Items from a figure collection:
★ ★ ★

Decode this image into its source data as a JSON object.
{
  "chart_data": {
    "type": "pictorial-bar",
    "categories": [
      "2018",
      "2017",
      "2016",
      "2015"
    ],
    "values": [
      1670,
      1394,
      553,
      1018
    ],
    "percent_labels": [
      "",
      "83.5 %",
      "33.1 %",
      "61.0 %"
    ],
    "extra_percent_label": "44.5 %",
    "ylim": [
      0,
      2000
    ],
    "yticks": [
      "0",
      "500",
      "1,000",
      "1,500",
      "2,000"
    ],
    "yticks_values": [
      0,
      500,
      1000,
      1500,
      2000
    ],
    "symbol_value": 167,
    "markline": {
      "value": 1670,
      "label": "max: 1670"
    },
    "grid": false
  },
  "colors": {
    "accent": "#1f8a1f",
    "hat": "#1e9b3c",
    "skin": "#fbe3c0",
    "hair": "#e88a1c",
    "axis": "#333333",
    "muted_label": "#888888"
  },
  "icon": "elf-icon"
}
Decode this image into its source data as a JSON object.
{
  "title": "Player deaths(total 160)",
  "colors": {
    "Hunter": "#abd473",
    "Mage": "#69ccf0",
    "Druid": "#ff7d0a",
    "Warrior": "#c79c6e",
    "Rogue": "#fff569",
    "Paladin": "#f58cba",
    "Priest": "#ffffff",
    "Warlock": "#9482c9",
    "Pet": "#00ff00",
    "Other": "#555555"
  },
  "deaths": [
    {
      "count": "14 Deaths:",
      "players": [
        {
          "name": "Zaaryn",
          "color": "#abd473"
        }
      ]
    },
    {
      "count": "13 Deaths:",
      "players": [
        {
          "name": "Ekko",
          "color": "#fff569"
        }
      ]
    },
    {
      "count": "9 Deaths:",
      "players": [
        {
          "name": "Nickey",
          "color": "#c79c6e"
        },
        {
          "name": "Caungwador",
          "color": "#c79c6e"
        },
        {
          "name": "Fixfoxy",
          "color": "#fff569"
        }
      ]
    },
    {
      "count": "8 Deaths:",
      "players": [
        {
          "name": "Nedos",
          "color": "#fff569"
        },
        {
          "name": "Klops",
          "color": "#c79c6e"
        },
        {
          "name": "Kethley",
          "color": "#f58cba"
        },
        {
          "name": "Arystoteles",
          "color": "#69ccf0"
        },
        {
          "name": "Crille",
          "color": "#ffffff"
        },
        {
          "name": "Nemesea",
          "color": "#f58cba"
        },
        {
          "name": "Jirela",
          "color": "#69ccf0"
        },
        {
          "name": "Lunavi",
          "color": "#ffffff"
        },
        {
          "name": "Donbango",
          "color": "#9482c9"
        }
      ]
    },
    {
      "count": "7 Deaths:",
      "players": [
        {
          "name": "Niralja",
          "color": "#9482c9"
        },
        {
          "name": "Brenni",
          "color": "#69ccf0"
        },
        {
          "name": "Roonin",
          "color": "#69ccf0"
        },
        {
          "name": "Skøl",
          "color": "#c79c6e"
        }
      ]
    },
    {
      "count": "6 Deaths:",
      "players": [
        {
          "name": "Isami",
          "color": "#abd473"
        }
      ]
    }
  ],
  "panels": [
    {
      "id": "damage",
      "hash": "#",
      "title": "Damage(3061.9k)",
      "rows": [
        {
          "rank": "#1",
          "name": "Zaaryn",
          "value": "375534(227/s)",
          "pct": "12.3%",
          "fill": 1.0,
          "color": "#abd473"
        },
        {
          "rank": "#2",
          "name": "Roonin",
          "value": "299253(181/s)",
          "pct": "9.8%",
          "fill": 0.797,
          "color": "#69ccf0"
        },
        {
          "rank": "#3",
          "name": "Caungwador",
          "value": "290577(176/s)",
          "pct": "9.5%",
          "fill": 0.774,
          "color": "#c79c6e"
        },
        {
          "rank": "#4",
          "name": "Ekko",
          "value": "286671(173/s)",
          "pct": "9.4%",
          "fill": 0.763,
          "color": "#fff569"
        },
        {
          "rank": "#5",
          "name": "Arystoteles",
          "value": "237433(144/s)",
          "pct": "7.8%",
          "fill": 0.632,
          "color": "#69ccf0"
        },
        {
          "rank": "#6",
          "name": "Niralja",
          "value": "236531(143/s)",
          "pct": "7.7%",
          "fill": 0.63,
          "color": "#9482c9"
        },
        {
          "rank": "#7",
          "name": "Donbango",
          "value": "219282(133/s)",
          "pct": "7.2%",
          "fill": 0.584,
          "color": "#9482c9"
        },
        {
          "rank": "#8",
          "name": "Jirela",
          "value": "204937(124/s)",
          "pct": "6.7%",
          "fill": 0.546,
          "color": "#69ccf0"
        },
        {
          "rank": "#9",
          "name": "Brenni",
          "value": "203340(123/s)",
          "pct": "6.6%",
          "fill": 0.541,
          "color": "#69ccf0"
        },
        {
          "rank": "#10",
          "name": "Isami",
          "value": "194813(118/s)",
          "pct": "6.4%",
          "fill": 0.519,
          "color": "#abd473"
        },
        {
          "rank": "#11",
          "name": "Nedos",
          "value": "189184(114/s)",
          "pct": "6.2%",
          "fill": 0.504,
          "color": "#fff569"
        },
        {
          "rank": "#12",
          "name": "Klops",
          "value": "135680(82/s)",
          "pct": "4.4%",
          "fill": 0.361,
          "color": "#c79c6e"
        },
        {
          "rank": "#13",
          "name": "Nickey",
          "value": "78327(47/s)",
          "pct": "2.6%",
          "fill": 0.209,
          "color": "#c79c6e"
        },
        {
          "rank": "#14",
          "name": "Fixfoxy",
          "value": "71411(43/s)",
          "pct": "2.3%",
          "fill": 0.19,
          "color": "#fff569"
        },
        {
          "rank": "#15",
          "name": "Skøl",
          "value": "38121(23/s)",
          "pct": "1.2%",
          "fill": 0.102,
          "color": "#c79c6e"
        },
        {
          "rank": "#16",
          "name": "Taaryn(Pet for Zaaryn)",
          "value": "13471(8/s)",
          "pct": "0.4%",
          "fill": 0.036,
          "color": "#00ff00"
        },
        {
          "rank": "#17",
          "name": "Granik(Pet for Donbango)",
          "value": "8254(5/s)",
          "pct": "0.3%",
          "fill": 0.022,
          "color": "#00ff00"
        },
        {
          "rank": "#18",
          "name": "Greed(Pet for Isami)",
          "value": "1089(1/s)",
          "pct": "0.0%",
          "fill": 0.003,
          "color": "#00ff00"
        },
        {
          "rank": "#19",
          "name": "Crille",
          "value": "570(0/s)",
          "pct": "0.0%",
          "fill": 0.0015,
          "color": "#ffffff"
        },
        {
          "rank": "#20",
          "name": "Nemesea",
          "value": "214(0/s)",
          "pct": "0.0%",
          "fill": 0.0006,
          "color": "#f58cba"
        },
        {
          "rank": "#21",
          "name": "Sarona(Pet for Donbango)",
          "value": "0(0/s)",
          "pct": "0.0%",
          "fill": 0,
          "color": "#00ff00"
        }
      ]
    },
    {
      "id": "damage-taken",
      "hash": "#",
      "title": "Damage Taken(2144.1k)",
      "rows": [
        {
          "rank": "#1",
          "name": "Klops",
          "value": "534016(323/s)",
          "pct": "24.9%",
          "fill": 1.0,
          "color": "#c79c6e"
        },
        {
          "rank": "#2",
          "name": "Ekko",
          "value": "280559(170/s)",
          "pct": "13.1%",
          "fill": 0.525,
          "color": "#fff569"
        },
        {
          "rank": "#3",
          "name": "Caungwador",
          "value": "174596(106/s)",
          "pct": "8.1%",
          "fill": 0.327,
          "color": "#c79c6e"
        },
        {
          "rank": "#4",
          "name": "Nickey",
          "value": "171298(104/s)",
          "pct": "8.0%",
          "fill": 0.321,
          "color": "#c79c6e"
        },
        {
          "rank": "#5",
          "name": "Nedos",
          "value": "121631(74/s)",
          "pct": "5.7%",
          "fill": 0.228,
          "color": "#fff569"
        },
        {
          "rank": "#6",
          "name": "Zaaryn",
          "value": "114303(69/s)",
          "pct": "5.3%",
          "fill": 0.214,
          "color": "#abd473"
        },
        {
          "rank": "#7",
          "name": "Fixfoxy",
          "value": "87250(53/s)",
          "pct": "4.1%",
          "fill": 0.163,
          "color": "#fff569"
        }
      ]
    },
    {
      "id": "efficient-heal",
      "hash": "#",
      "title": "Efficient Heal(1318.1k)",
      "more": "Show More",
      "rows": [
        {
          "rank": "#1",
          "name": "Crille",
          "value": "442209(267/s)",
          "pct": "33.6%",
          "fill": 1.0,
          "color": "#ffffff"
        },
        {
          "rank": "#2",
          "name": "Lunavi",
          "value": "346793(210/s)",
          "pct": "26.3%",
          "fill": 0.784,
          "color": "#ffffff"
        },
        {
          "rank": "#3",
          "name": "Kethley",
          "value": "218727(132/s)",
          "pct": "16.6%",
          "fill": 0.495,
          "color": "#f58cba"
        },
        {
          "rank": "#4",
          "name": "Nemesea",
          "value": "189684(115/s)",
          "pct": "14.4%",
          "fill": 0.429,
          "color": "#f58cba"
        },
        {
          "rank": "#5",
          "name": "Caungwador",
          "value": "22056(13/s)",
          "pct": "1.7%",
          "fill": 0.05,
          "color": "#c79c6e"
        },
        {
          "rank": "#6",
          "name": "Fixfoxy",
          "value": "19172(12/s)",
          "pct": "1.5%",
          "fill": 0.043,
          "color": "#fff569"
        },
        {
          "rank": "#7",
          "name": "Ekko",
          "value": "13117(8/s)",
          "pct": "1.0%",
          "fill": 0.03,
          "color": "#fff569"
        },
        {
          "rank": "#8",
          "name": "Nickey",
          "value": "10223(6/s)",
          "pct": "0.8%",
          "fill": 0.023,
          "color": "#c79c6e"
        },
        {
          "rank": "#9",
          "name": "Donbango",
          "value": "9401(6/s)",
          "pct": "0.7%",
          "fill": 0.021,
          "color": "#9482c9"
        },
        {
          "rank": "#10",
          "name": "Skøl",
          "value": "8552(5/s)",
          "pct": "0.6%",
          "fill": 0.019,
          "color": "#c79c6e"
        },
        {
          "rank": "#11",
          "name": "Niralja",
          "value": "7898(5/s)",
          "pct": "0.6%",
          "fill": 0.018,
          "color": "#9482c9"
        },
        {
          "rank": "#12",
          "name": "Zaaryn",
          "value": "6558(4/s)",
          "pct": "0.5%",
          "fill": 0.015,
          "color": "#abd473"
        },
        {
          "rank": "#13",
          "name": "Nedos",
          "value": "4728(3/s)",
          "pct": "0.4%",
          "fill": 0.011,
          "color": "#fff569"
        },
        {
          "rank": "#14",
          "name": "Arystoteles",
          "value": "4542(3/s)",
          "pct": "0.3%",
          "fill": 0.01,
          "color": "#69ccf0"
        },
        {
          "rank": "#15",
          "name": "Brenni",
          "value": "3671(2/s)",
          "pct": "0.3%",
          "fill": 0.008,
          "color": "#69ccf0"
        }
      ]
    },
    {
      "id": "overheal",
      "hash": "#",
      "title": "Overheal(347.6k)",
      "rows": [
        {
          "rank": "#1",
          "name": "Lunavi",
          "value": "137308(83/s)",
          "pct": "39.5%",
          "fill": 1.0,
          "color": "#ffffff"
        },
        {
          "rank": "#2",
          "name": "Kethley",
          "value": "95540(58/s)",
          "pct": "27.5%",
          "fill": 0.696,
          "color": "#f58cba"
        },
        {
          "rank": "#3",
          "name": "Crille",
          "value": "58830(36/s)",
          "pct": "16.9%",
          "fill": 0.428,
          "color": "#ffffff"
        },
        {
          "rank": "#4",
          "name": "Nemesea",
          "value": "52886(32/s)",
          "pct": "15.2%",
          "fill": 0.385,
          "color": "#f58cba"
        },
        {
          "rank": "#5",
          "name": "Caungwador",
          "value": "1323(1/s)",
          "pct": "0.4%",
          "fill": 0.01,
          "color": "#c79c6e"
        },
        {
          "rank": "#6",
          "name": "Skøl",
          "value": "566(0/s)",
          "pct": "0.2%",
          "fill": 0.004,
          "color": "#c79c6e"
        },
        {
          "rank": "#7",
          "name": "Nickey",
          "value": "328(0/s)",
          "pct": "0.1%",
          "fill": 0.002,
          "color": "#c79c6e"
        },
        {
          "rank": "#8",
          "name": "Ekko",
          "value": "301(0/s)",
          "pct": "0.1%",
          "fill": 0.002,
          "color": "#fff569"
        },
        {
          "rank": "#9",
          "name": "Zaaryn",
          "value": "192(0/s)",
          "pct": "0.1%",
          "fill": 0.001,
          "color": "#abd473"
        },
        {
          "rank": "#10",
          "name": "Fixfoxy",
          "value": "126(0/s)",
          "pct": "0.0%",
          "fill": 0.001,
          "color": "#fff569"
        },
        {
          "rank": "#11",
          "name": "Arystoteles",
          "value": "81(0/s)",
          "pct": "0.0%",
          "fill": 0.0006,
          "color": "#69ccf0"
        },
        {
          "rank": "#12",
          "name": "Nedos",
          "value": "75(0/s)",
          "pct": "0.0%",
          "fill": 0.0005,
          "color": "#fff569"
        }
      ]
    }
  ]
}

★ ★ ★

▶ [Written problem]: Within the listing above, find every line containing the string "title" and return it.

▶ [Response to the exercise]:
  "title": "Player deaths(total 160)",
      "title": "Damage(3061.9k)",
      "title": "Damage Taken(2144.1k)",
      "title": "Efficient Heal(1318.1k)",
      "title": "Overheal(347.6k)",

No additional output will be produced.